(Extracted data entries)
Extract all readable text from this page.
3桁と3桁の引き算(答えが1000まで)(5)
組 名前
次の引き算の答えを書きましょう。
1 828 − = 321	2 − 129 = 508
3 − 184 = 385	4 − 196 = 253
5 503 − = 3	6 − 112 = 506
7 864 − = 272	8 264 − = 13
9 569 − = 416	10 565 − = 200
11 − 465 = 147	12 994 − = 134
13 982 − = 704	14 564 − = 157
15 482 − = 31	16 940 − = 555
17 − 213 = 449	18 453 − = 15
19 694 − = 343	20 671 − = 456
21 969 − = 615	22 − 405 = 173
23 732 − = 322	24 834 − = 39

GIVEN PROBLEM: Return the listing above in its exact form.

SOLUTION TO THE EXERCISE:
Extract all readable text from this page.
3桁と3桁の引き算(答えが1000まで)(5)
組 名前
次の引き算の答えを書きましょう。
1 828 − = 321	2 − 129 = 508
3 − 184 = 385	4 − 196 = 253
5 503 − = 3	6 − 112 = 506
7 864 − = 272	8 264 − = 13
9 569 − = 416	10 565 − = 200
11 − 465 = 147	12 994 − = 134
13 982 − = 704	14 564 − = 157
15 482 − = 31	16 940 − = 555
17 − 213 = 449	18 453 − = 15
19 694 − = 343	20 671 − = 456
21 969 − = 615	22 − 405 = 173
23 732 − = 322	24 834 − = 39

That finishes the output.